Keep the pictures out and restate every record exactly.

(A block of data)
---

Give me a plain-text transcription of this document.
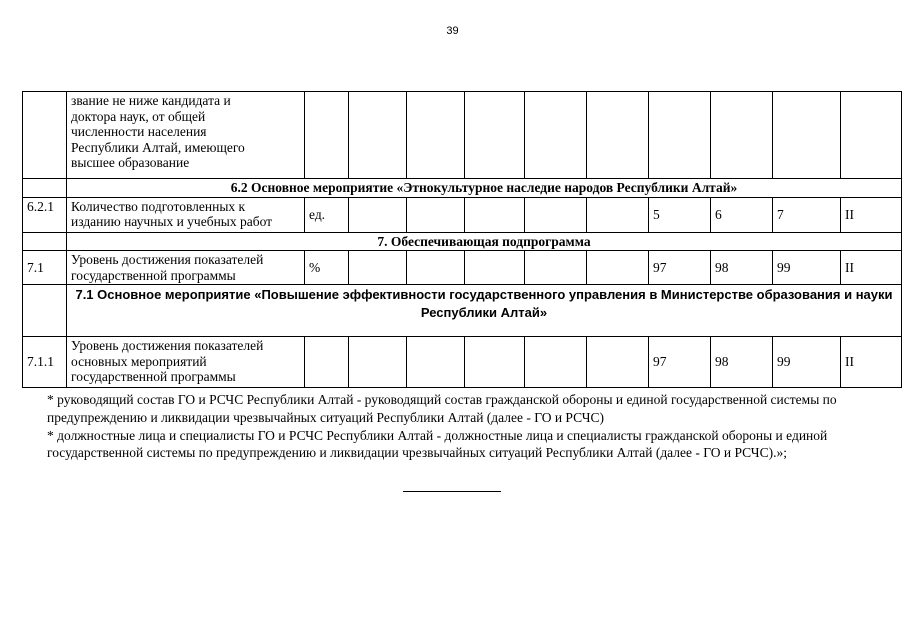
39

	звание не ниже кандидата и
доктора наук, от общей
численности населения
Республики Алтай, имеющего
высшее образование										

	6.2 Основное мероприятие «Этнокультурное наследие народов Республики Алтай»										
6.2.1	Количество подготовленных к
изданию научных и учебных работ	ед.						5	6	7	II
	7. Обеспечивающая подпрограмма										
7.1	Уровень достижения показателей
государственной программы	%						97	98	99	II
	7.1 Основное мероприятие «Повышение эффективности государственного управления в Министерстве образования и науки Республики Алтай»										
7.1.1	Уровень достижения показателей
основных мероприятий
государственной программы							97	98	99	II

* руководящий состав ГО и РСЧС Республики Алтай - руководящий состав гражданской обороны и единой государственной системы по предупреждению и ликвидации чрезвычайных ситуаций Республики Алтай (далее - ГО и РСЧС)

* должностные лица и специалисты ГО и РСЧС Республики Алтай - должностные лица и специалисты гражданской обороны и единой государственной системы по предупреждению и ликвидации чрезвычайных ситуаций Республики Алтай (далее - ГО и РСЧС).»;
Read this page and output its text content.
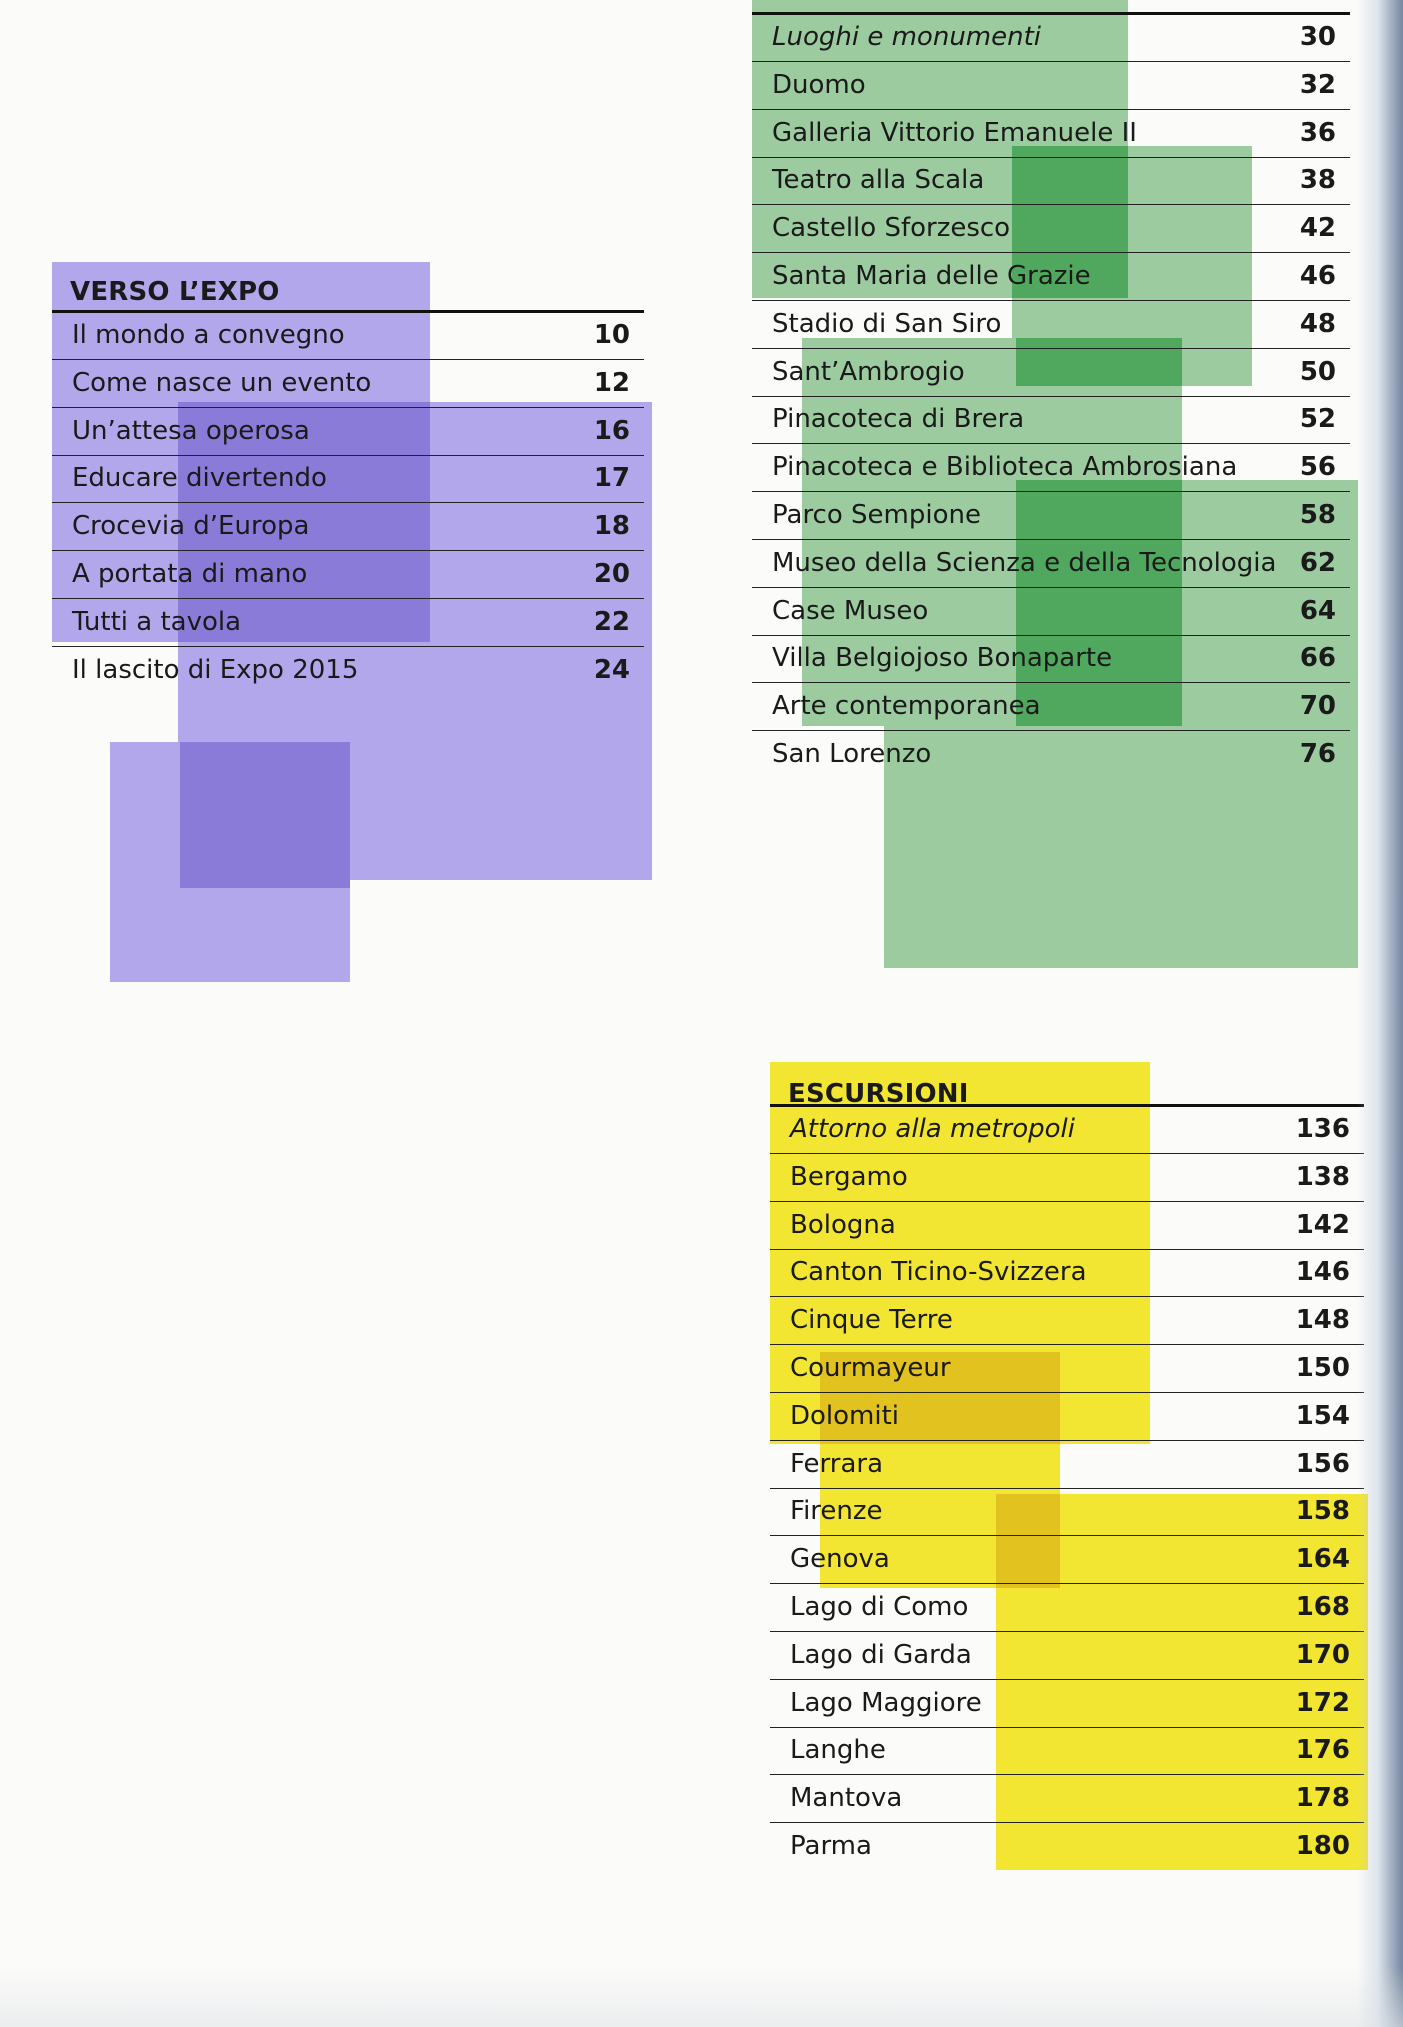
VERSO L’EXPO
Il mondo a convegno	10
Come nasce un evento	12
Un’attesa operosa	16
Educare divertendo	17
Crocevia d’Europa	18
A portata di mano	20
Tutti a tavola	22
Il lascito di Expo 2015	24
Luoghi e monumenti	30
Duomo	32
Galleria Vittorio Emanuele II	36
Teatro alla Scala	38
Castello Sforzesco	42
Santa Maria delle Grazie	46
Stadio di San Siro	48
Sant’Ambrogio	50
Pinacoteca di Brera	52
Pinacoteca e Biblioteca Ambrosiana 56
Parco Sempione	58
Museo della Scienza e della Tecnologia 62
Case Museo	64
Villa Belgiojoso Bonaparte	66
Arte contemporanea	70
San Lorenzo	76
ESCURSIONI
Attorno alla metropoli	136
Bergamo	138
Bologna	142
Canton Ticino-Svizzera	146
Cinque Terre	148
Courmayeur	150
Dolomiti	154
Ferrara	156
Firenze	158
Genova	164
Lago di Como	168
Lago di Garda	170
Lago Maggiore	172
Langhe	176
Mantova	178
Parma	180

---

WRITTEN SOLUTION:
Give me a plain-text transcription of this document.
39

	звание не ниже кандидата и
доктора наук, от общей
численности населения
Республики Алтай, имеющего
высшее образование										

	6.2 Основное мероприятие «Этнокультурное наследие народов Республики Алтай»										
6.2.1	Количество подготовленных к
изданию научных и учебных работ	ед.						5	6	7	II
	7. Обеспечивающая подпрограмма										
7.1	Уровень достижения показателей
государственной программы	%						97	98	99	II
	7.1 Основное мероприятие «Повышение эффективности государственного управления в Министерстве образования и науки Республики Алтай»										
7.1.1	Уровень достижения показателей
основных мероприятий
государственной программы							97	98	99	II

* руководящий состав ГО и РСЧС Республики Алтай - руководящий состав гражданской обороны и единой государственной системы по предупреждению и ликвидации чрезвычайных ситуаций Республики Алтай (далее - ГО и РСЧС)

* должностные лица и специалисты ГО и РСЧС Республики Алтай - должностные лица и специалисты гражданской обороны и единой государственной системы по предупреждению и ликвидации чрезвычайных ситуаций Республики Алтай (далее - ГО и РСЧС).»;
Read this page and output its text content.
VERSO L’EXPO
Il mondo a convegno	10
Come nasce un evento	12
Un’attesa operosa	16
Educare divertendo	17
Crocevia d’Europa	18
A portata di mano	20
Tutti a tavola	22
Il lascito di Expo 2015	24
Luoghi e monumenti	30
Duomo	32
Galleria Vittorio Emanuele II	36
Teatro alla Scala	38
Castello Sforzesco	42
Santa Maria delle Grazie	46
Stadio di San Siro	48
Sant’Ambrogio	50
Pinacoteca di Brera	52
Pinacoteca e Biblioteca Ambrosiana 56
Parco Sempione	58
Museo della Scienza e della Tecnologia 62
Case Museo	64
Villa Belgiojoso Bonaparte	66
Arte contemporanea	70
San Lorenzo	76
ESCURSIONI
Attorno alla metropoli	136
Bergamo	138
Bologna	142
Canton Ticino-Svizzera	146
Cinque Terre	148
Courmayeur	150
Dolomiti	154
Ferrara	156
Firenze	158
Genova	164
Lago di Como	168
Lago di Garda	170
Lago Maggiore	172
Langhe	176
Mantova	178
Parma	180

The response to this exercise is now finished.